Records that describe figures:
◇ ◇ ◇ ◇ ◇
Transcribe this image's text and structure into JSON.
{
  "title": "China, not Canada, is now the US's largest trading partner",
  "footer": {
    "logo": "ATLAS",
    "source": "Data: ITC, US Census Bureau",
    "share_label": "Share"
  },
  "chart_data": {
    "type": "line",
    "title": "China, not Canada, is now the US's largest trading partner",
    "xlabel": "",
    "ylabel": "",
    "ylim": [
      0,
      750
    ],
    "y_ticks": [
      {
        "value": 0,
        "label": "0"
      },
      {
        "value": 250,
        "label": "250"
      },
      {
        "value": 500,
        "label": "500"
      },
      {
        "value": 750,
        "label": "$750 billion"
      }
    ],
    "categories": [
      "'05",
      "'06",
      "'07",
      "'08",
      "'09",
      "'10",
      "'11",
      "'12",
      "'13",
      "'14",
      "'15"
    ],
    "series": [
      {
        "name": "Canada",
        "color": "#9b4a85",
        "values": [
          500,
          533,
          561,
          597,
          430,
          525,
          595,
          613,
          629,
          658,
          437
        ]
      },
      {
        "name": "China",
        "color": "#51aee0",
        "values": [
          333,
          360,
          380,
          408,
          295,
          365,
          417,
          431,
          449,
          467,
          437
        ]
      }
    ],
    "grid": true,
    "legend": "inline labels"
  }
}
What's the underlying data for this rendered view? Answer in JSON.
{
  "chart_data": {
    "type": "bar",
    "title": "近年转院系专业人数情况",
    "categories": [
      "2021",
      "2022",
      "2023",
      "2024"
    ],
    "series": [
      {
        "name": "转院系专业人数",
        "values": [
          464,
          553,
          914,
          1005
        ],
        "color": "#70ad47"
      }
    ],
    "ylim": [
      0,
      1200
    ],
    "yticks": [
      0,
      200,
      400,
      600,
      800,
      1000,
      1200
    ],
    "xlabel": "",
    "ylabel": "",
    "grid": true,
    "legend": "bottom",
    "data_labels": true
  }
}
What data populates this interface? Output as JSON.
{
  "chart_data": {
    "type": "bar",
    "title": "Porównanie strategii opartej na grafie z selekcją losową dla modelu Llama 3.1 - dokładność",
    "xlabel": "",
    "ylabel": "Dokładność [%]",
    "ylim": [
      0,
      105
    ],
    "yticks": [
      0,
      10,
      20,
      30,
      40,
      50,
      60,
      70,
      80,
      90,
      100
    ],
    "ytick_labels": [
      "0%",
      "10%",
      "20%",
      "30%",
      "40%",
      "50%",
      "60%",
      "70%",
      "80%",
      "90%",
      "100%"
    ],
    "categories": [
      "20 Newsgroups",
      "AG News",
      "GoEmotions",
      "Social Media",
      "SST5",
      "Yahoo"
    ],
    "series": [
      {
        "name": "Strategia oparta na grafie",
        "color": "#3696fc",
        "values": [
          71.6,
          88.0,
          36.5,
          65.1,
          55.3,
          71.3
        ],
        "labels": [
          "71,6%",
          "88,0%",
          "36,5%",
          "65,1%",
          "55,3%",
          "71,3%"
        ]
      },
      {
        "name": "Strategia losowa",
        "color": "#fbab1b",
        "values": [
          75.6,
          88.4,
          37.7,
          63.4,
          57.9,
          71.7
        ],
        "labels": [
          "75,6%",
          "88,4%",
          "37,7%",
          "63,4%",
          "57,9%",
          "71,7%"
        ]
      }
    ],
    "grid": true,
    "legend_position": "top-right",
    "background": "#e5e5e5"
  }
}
◇ ◇ ◇ ◇ ◇
[DIRECTIONS]: Extract each line from the listing that holds the word "What".

[ANSWER TO THE PROBLEM]:
What's the underlying data for this rendered view? Answer in JSON.
What data populates this interface? Output as JSON.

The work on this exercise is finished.